[Items from a data source]
Begin
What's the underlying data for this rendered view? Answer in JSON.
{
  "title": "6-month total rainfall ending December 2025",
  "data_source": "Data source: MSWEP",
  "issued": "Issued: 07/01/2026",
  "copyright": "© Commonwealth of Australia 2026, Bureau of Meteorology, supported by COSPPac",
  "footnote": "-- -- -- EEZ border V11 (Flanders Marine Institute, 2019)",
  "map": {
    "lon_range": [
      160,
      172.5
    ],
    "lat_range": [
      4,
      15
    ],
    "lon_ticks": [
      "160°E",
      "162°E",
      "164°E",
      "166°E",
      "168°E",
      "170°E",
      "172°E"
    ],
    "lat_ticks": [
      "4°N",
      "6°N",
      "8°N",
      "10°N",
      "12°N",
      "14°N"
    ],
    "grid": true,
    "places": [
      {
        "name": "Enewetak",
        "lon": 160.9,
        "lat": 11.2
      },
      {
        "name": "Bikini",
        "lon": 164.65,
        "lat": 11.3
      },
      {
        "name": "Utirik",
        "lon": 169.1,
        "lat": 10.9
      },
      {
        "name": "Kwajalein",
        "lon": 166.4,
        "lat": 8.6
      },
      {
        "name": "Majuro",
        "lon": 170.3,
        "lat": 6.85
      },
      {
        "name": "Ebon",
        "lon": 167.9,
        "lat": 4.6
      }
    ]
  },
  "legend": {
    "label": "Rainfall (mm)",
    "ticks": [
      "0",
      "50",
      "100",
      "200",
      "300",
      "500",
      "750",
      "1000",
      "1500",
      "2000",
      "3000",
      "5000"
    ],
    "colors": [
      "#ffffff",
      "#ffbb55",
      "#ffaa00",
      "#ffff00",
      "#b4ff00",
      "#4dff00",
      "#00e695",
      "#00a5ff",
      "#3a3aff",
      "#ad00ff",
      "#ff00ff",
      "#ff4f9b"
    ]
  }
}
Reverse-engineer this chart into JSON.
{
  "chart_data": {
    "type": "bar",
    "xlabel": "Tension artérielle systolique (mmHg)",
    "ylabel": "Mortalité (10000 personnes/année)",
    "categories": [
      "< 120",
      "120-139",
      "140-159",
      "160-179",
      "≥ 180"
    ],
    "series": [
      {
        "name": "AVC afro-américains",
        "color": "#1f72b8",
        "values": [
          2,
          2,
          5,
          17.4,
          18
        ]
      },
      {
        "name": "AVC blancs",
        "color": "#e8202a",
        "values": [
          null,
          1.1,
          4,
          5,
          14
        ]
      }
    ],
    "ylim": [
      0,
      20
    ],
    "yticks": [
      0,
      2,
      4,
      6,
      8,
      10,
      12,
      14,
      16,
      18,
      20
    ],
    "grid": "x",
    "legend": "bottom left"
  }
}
End
# Set problem:
What is the number of lines in this material that hold the string "JSON"? Answer with that number only.

# Correct response:
2